_Stored items_:
-- start --

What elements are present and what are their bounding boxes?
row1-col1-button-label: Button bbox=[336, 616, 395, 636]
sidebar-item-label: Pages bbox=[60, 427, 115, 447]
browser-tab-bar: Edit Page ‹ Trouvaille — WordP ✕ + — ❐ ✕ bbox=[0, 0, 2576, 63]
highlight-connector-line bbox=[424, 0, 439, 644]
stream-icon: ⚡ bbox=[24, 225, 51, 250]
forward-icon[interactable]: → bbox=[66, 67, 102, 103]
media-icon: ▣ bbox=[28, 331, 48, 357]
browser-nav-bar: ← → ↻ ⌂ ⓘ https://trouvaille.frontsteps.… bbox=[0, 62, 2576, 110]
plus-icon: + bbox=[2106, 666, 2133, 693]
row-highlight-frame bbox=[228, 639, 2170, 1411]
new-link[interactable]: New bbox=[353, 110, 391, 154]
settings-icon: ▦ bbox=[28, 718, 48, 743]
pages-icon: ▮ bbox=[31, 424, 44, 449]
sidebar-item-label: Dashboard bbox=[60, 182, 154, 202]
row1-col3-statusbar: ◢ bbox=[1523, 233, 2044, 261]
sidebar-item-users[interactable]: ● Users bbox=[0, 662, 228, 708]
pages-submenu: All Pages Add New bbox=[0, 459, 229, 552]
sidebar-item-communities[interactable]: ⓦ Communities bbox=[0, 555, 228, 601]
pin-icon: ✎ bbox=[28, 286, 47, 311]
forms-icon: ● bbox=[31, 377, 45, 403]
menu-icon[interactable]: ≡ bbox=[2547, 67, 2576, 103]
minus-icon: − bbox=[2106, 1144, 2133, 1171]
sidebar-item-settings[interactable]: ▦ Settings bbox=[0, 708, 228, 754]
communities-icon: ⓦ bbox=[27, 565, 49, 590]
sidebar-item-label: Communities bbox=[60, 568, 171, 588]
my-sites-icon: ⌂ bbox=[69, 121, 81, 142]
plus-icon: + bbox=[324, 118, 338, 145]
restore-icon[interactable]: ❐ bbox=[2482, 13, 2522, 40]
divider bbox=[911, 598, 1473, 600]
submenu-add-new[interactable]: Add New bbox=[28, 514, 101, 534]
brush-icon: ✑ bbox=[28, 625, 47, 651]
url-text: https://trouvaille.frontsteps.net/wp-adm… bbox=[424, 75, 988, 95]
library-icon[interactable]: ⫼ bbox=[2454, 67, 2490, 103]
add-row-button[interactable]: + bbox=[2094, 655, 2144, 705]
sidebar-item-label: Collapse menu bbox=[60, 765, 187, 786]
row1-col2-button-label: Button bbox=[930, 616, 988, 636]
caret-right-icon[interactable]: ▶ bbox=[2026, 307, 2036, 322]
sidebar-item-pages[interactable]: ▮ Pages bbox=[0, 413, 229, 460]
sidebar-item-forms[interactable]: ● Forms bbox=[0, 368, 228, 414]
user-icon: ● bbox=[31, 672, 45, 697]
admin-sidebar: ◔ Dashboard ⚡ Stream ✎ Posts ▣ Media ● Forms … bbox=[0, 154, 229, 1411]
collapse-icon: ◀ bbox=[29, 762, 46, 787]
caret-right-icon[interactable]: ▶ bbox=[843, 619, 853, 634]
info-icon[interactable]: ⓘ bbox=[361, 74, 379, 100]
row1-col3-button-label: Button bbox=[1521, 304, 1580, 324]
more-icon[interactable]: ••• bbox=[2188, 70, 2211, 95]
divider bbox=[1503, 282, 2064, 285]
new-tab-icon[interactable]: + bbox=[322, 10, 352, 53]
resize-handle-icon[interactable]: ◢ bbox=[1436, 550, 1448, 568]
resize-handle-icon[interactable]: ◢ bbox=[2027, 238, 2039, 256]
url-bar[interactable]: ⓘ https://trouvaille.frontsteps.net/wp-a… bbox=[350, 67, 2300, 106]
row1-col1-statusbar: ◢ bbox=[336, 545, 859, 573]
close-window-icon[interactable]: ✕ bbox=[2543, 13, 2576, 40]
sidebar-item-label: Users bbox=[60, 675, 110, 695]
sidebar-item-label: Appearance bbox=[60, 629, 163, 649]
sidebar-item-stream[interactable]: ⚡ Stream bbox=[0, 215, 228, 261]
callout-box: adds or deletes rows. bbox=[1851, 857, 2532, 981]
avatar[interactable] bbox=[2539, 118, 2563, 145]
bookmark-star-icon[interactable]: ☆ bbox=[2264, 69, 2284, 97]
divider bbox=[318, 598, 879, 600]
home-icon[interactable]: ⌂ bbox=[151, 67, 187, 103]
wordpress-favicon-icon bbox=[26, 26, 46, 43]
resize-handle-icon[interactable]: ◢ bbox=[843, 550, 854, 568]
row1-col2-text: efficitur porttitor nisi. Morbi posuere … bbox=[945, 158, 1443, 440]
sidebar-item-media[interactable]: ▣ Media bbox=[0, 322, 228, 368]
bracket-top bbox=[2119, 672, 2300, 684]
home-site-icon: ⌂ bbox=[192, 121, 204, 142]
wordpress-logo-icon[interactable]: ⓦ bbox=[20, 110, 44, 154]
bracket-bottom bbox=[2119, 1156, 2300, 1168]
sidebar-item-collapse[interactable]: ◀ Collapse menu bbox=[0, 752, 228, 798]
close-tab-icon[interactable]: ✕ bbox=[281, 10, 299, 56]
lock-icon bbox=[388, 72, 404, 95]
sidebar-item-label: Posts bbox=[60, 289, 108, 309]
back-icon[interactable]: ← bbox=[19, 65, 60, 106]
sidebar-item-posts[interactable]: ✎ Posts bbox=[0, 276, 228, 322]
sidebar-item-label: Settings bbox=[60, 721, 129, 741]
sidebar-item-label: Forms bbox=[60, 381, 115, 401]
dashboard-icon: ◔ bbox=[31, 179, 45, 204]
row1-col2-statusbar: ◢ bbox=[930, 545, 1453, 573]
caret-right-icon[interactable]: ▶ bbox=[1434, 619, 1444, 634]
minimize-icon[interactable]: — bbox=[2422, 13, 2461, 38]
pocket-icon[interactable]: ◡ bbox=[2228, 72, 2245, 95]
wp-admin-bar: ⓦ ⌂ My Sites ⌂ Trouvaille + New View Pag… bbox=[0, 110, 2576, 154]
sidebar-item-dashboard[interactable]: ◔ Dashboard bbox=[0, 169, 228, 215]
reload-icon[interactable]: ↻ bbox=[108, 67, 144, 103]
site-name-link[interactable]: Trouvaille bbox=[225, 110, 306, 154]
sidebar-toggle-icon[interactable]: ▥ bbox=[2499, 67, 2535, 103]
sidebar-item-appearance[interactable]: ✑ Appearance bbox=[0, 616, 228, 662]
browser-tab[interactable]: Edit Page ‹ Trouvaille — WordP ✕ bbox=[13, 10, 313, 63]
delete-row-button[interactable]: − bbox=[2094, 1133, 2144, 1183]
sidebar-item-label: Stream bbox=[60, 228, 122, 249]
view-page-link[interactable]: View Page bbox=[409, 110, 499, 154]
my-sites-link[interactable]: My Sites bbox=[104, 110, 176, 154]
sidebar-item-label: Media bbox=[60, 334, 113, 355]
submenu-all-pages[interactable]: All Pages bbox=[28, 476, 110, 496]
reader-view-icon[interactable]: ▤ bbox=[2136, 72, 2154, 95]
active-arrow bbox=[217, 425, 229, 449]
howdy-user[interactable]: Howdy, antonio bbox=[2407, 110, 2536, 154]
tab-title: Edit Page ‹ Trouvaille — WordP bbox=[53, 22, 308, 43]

-- end --

_Exercise goal_: Arrange every line in the items above as a numbered list, leaving out any blank lines.

_The answer_:
1. What elements are present and what are their bounding boxes?
2. row1-col1-button-label: Button bbox=[336, 616, 395, 636]
3. sidebar-item-label: Pages bbox=[60, 427, 115, 447]
4. browser-tab-bar: Edit Page ‹ Trouvaille — WordP ✕ + — ❐ ✕ bbox=[0, 0, 2576, 63]
5. highlight-connector-line bbox=[424, 0, 439, 644]
6. stream-icon: ⚡ bbox=[24, 225, 51, 250]
7. forward-icon[interactable]: → bbox=[66, 67, 102, 103]
8. media-icon: ▣ bbox=[28, 331, 48, 357]
9. browser-nav-bar: ← → ↻ ⌂ ⓘ https://trouvaille.frontsteps.… bbox=[0, 62, 2576, 110]
10. plus-icon: + bbox=[2106, 666, 2133, 693]
11. row-highlight-frame bbox=[228, 639, 2170, 1411]
12. new-link[interactable]: New bbox=[353, 110, 391, 154]
13. settings-icon: ▦ bbox=[28, 718, 48, 743]
14. pages-icon: ▮ bbox=[31, 424, 44, 449]
15. sidebar-item-label: Dashboard bbox=[60, 182, 154, 202]
16. row1-col3-statusbar: ◢ bbox=[1523, 233, 2044, 261]
17. sidebar-item-users[interactable]: ● Users bbox=[0, 662, 228, 708]
18. pages-submenu: All Pages Add New bbox=[0, 459, 229, 552]
19. sidebar-item-communities[interactable]: ⓦ Communities bbox=[0, 555, 228, 601]
20. pin-icon: ✎ bbox=[28, 286, 47, 311]
21. forms-icon: ● bbox=[31, 377, 45, 403]
22. menu-icon[interactable]: ≡ bbox=[2547, 67, 2576, 103]
23. minus-icon: − bbox=[2106, 1144, 2133, 1171]
24. sidebar-item-settings[interactable]: ▦ Settings bbox=[0, 708, 228, 754]
25. communities-icon: ⓦ bbox=[27, 565, 49, 590]
26. sidebar-item-label: Communities bbox=[60, 568, 171, 588]
27. my-sites-icon: ⌂ bbox=[69, 121, 81, 142]
28. plus-icon: + bbox=[324, 118, 338, 145]
29. restore-icon[interactable]: ❐ bbox=[2482, 13, 2522, 40]
30. divider bbox=[911, 598, 1473, 600]
31. submenu-add-new[interactable]: Add New bbox=[28, 514, 101, 534]
32. brush-icon: ✑ bbox=[28, 625, 47, 651]
33. url-text: https://trouvaille.frontsteps.net/wp-adm… bbox=[424, 75, 988, 95]
34. library-icon[interactable]: ⫼ bbox=[2454, 67, 2490, 103]
35. add-row-button[interactable]: + bbox=[2094, 655, 2144, 705]
36. sidebar-item-label: Collapse menu bbox=[60, 765, 187, 786]
37. row1-col2-button-label: Button bbox=[930, 616, 988, 636]
38. caret-right-icon[interactable]: ▶ bbox=[2026, 307, 2036, 322]
39. sidebar-item-pages[interactable]: ▮ Pages bbox=[0, 413, 229, 460]
40. sidebar-item-forms[interactable]: ● Forms bbox=[0, 368, 228, 414]
41. user-icon: ● bbox=[31, 672, 45, 697]
42. admin-sidebar: ◔ Dashboard ⚡ Stream ✎ Posts ▣ Media ● Forms … bbox=[0, 154, 229, 1411]
43. collapse-icon: ◀ bbox=[29, 762, 46, 787]
44. caret-right-icon[interactable]: ▶ bbox=[843, 619, 853, 634]
45. info-icon[interactable]: ⓘ bbox=[361, 74, 379, 100]
46. row1-col3-button-label: Button bbox=[1521, 304, 1580, 324]
47. more-icon[interactable]: ••• bbox=[2188, 70, 2211, 95]
48. divider bbox=[1503, 282, 2064, 285]
49. new-tab-icon[interactable]: + bbox=[322, 10, 352, 53]
50. resize-handle-icon[interactable]: ◢ bbox=[1436, 550, 1448, 568]
51. resize-handle-icon[interactable]: ◢ bbox=[2027, 238, 2039, 256]
52. url-bar[interactable]: ⓘ https://trouvaille.frontsteps.net/wp-a… bbox=[350, 67, 2300, 106]
53. row1-col1-statusbar: ◢ bbox=[336, 545, 859, 573]
54. close-window-icon[interactable]: ✕ bbox=[2543, 13, 2576, 40]
55. sidebar-item-label: Users bbox=[60, 675, 110, 695]
56. sidebar-item-label: Appearance bbox=[60, 629, 163, 649]
57. sidebar-item-stream[interactable]: ⚡ Stream bbox=[0, 215, 228, 261]
58. callout-box: adds or deletes rows. bbox=[1851, 857, 2532, 981]
59. avatar[interactable] bbox=[2539, 118, 2563, 145]
60. bookmark-star-icon[interactable]: ☆ bbox=[2264, 69, 2284, 97]
61. divider bbox=[318, 598, 879, 600]
62. home-icon[interactable]: ⌂ bbox=[151, 67, 187, 103]
63. wordpress-favicon-icon bbox=[26, 26, 46, 43]
64. resize-handle-icon[interactable]: ◢ bbox=[843, 550, 854, 568]
65. row1-col2-text: efficitur porttitor nisi. Morbi posuere … bbox=[945, 158, 1443, 440]
66. sidebar-item-media[interactable]: ▣ Media bbox=[0, 322, 228, 368]
67. bracket-top bbox=[2119, 672, 2300, 684]
68. home-site-icon: ⌂ bbox=[192, 121, 204, 142]
69. wordpress-logo-icon[interactable]: ⓦ bbox=[20, 110, 44, 154]
70. bracket-bottom bbox=[2119, 1156, 2300, 1168]
71. sidebar-item-collapse[interactable]: ◀ Collapse menu bbox=[0, 752, 228, 798]
72. close-tab-icon[interactable]: ✕ bbox=[281, 10, 299, 56]
73. lock-icon bbox=[388, 72, 404, 95]
74. sidebar-item-label: Posts bbox=[60, 289, 108, 309]
75. back-icon[interactable]: ← bbox=[19, 65, 60, 106]
76. sidebar-item-posts[interactable]: ✎ Posts bbox=[0, 276, 228, 322]
77. sidebar-item-label: Settings bbox=[60, 721, 129, 741]
78. sidebar-item-label: Forms bbox=[60, 381, 115, 401]
79. dashboard-icon: ◔ bbox=[31, 179, 45, 204]
80. row1-col2-statusbar: ◢ bbox=[930, 545, 1453, 573]
81. caret-right-icon[interactable]: ▶ bbox=[1434, 619, 1444, 634]
82. minimize-icon[interactable]: — bbox=[2422, 13, 2461, 38]
83. pocket-icon[interactable]: ◡ bbox=[2228, 72, 2245, 95]
84. wp-admin-bar: ⓦ ⌂ My Sites ⌂ Trouvaille + New View Pag… bbox=[0, 110, 2576, 154]
85. sidebar-item-dashboard[interactable]: ◔ Dashboard bbox=[0, 169, 228, 215]
86. reload-icon[interactable]: ↻ bbox=[108, 67, 144, 103]
87. site-name-link[interactable]: Trouvaille bbox=[225, 110, 306, 154]
88. sidebar-toggle-icon[interactable]: ▥ bbox=[2499, 67, 2535, 103]
89. sidebar-item-appearance[interactable]: ✑ Appearance bbox=[0, 616, 228, 662]
90. browser-tab[interactable]: Edit Page ‹ Trouvaille — WordP ✕ bbox=[13, 10, 313, 63]
91. delete-row-button[interactable]: − bbox=[2094, 1133, 2144, 1183]
92. sidebar-item-label: Stream bbox=[60, 228, 122, 249]
93. view-page-link[interactable]: View Page bbox=[409, 110, 499, 154]
94. my-sites-link[interactable]: My Sites bbox=[104, 110, 176, 154]
95. sidebar-item-label: Media bbox=[60, 334, 113, 355]
96. submenu-all-pages[interactable]: All Pages bbox=[28, 476, 110, 496]
97. reader-view-icon[interactable]: ▤ bbox=[2136, 72, 2154, 95]
98. active-arrow bbox=[217, 425, 229, 449]
99. howdy-user[interactable]: Howdy, antonio bbox=[2407, 110, 2536, 154]
100. tab-title: Edit Page ‹ Trouvaille — WordP bbox=[53, 22, 308, 43]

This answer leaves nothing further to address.